WHAT YOU ARE ASKED TO DO:
An exact copy of the records is required, minus the pictures they hold.

(A block of data)
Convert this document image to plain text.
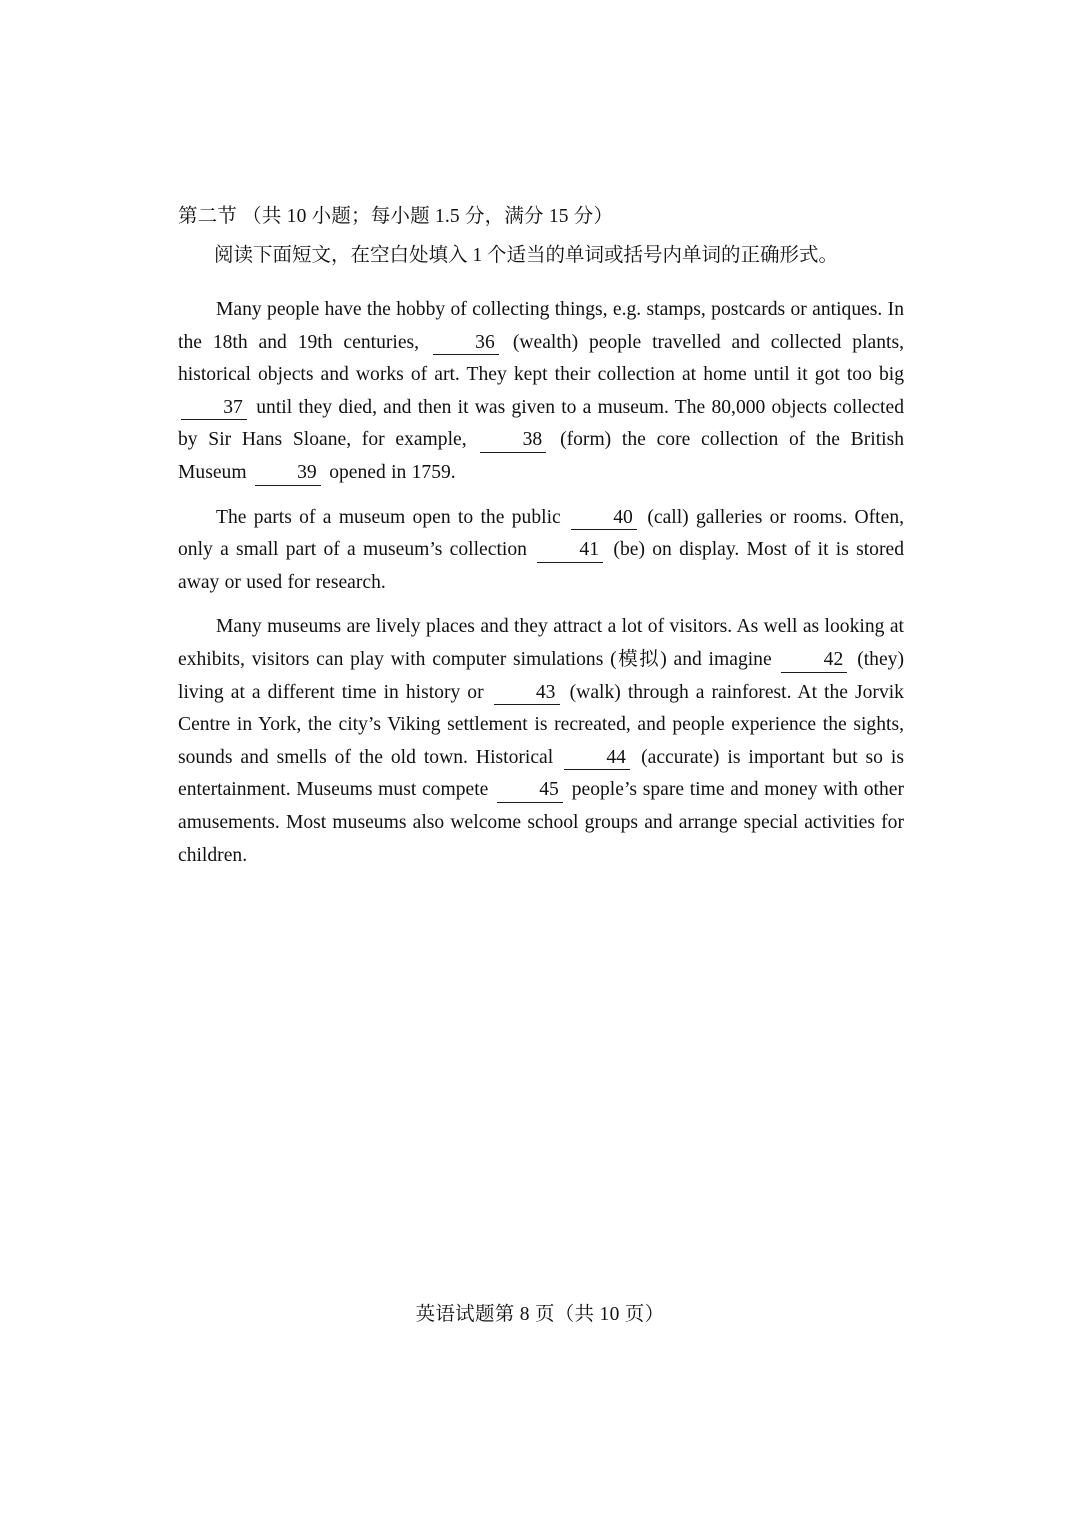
第二节 （共 10 小题；每小题 1.5 分，满分 15 分）
阅读下面短文，在空白处填入 1 个适当的单词或括号内单词的正确形式。
Many people have the hobby of collecting things, e.g. stamps, postcards or antiques. In the 18th and 19th centuries, 36 (wealth) people travelled and collected plants, historical objects and works of art. They kept their collection at home until it got too big 37 until they died, and then it was given to a museum. The 80,000 objects collected by Sir Hans Sloane, for example, 38 (form) the core collection of the British Museum 39 opened in 1759.
The parts of a museum open to the public 40 (call) galleries or rooms. Often, only a small part of a museum’s collection 41 (be) on display. Most of it is stored away or used for research.
Many museums are lively places and they attract a lot of visitors. As well as looking at exhibits, visitors can play with computer simulations (模拟) and imagine 42 (they) living at a different time in history or 43 (walk) through a rainforest. At the Jorvik Centre in York, the city’s Viking settlement is recreated, and people experience the sights, sounds and smells of the old town. Historical 44 (accurate) is important but so is entertainment. Museums must compete 45 people’s spare time and money with other amusements. Most museums also welcome school groups and arrange special activities for children.
英语试题第 8 页（共 10 页）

EXERCISE ANSWER:
Convert this document image to plain text.
第二节 （共 10 小题；每小题 1.5 分，满分 15 分）
阅读下面短文，在空白处填入 1 个适当的单词或括号内单词的正确形式。
Many people have the hobby of collecting things, e.g. stamps, postcards or antiques. In the 18th and 19th centuries, 36 (wealth) people travelled and collected plants, historical objects and works of art. They kept their collection at home until it got too big 37 until they died, and then it was given to a museum. The 80,000 objects collected by Sir Hans Sloane, for example, 38 (form) the core collection of the British Museum 39 opened in 1759.
The parts of a museum open to the public 40 (call) galleries or rooms. Often, only a small part of a museum’s collection 41 (be) on display. Most of it is stored away or used for research.
Many museums are lively places and they attract a lot of visitors. As well as looking at exhibits, visitors can play with computer simulations (模拟) and imagine 42 (they) living at a different time in history or 43 (walk) through a rainforest. At the Jorvik Centre in York, the city’s Viking settlement is recreated, and people experience the sights, sounds and smells of the old town. Historical 44 (accurate) is important but so is entertainment. Museums must compete 45 people’s spare time and money with other amusements. Most museums also welcome school groups and arrange special activities for children.
英语试题第 8 页（共 10 页）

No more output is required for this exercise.